── SUPPLIED DATA
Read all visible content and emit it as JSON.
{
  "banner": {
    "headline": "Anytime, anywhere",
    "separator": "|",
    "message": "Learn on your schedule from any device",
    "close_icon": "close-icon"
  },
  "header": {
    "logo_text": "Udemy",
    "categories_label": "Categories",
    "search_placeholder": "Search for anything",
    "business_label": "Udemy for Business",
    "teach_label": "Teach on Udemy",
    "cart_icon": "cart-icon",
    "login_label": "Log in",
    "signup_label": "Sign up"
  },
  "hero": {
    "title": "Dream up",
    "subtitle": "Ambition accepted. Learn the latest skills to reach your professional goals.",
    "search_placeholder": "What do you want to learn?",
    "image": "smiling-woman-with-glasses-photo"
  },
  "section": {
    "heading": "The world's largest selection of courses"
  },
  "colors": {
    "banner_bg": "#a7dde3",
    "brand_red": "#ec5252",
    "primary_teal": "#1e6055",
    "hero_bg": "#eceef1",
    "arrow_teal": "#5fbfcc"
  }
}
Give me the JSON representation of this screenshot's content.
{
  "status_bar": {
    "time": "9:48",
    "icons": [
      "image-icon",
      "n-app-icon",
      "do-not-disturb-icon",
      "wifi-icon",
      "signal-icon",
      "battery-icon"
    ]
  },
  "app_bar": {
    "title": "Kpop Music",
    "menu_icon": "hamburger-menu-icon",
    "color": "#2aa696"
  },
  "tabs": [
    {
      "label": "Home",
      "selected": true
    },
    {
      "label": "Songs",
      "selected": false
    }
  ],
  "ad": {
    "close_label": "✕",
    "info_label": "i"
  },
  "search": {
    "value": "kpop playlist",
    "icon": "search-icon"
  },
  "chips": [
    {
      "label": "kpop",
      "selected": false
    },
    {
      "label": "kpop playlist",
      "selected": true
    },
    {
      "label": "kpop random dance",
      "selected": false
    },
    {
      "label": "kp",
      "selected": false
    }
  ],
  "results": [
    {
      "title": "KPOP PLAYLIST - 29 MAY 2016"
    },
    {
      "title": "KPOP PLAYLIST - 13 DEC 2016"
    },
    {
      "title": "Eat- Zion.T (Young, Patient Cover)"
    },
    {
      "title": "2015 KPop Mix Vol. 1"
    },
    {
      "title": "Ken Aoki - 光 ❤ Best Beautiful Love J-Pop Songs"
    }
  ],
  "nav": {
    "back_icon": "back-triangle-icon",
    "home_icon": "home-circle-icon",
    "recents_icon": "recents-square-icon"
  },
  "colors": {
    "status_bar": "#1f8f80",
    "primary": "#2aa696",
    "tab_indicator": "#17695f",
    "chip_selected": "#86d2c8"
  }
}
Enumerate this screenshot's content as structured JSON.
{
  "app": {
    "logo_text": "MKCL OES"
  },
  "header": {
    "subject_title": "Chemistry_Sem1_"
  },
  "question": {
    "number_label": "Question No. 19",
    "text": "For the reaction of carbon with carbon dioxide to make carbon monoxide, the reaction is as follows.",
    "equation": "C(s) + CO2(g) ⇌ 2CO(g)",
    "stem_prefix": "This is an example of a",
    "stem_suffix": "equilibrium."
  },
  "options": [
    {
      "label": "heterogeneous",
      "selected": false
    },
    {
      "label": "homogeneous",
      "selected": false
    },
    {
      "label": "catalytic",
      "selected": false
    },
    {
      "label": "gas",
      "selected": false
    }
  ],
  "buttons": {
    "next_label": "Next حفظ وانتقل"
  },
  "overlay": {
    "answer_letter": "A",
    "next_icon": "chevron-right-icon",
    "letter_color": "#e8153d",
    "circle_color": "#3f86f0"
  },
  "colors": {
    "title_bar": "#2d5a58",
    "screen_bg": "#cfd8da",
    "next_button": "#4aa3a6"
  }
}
────
**EXERCISE INSTRUCTIONS**
Write out every entry verbatim.

**ANSWER**
Read all visible content and emit it as JSON.
{
  "banner": {
    "headline": "Anytime, anywhere",
    "separator": "|",
    "message": "Learn on your schedule from any device",
    "close_icon": "close-icon"
  },
  "header": {
    "logo_text": "Udemy",
    "categories_label": "Categories",
    "search_placeholder": "Search for anything",
    "business_label": "Udemy for Business",
    "teach_label": "Teach on Udemy",
    "cart_icon": "cart-icon",
    "login_label": "Log in",
    "signup_label": "Sign up"
  },
  "hero": {
    "title": "Dream up",
    "subtitle": "Ambition accepted. Learn the latest skills to reach your professional goals.",
    "search_placeholder": "What do you want to learn?",
    "image": "smiling-woman-with-glasses-photo"
  },
  "section": {
    "heading": "The world's largest selection of courses"
  },
  "colors": {
    "banner_bg": "#a7dde3",
    "brand_red": "#ec5252",
    "primary_teal": "#1e6055",
    "hero_bg": "#eceef1",
    "arrow_teal": "#5fbfcc"
  }
}
Give me the JSON representation of this screenshot's content.
{
  "status_bar": {
    "time": "9:48",
    "icons": [
      "image-icon",
      "n-app-icon",
      "do-not-disturb-icon",
      "wifi-icon",
      "signal-icon",
      "battery-icon"
    ]
  },
  "app_bar": {
    "title": "Kpop Music",
    "menu_icon": "hamburger-menu-icon",
    "color": "#2aa696"
  },
  "tabs": [
    {
      "label": "Home",
      "selected": true
    },
    {
      "label": "Songs",
      "selected": false
    }
  ],
  "ad": {
    "close_label": "✕",
    "info_label": "i"
  },
  "search": {
    "value": "kpop playlist",
    "icon": "search-icon"
  },
  "chips": [
    {
      "label": "kpop",
      "selected": false
    },
    {
      "label": "kpop playlist",
      "selected": true
    },
    {
      "label": "kpop random dance",
      "selected": false
    },
    {
      "label": "kp",
      "selected": false
    }
  ],
  "results": [
    {
      "title": "KPOP PLAYLIST - 29 MAY 2016"
    },
    {
      "title": "KPOP PLAYLIST - 13 DEC 2016"
    },
    {
      "title": "Eat- Zion.T (Young, Patient Cover)"
    },
    {
      "title": "2015 KPop Mix Vol. 1"
    },
    {
      "title": "Ken Aoki - 光 ❤ Best Beautiful Love J-Pop Songs"
    }
  ],
  "nav": {
    "back_icon": "back-triangle-icon",
    "home_icon": "home-circle-icon",
    "recents_icon": "recents-square-icon"
  },
  "colors": {
    "status_bar": "#1f8f80",
    "primary": "#2aa696",
    "tab_indicator": "#17695f",
    "chip_selected": "#86d2c8"
  }
}
Enumerate this screenshot's content as structured JSON.
{
  "app": {
    "logo_text": "MKCL OES"
  },
  "header": {
    "subject_title": "Chemistry_Sem1_"
  },
  "question": {
    "number_label": "Question No. 19",
    "text": "For the reaction of carbon with carbon dioxide to make carbon monoxide, the reaction is as follows.",
    "equation": "C(s) + CO2(g) ⇌ 2CO(g)",
    "stem_prefix": "This is an example of a",
    "stem_suffix": "equilibrium."
  },
  "options": [
    {
      "label": "heterogeneous",
      "selected": false
    },
    {
      "label": "homogeneous",
      "selected": false
    },
    {
      "label": "catalytic",
      "selected": false
    },
    {
      "label": "gas",
      "selected": false
    }
  ],
  "buttons": {
    "next_label": "Next حفظ وانتقل"
  },
  "overlay": {
    "answer_letter": "A",
    "next_icon": "chevron-right-icon",
    "letter_color": "#e8153d",
    "circle_color": "#3f86f0"
  },
  "colors": {
    "title_bar": "#2d5a58",
    "screen_bg": "#cfd8da",
    "next_button": "#4aa3a6"
  }
}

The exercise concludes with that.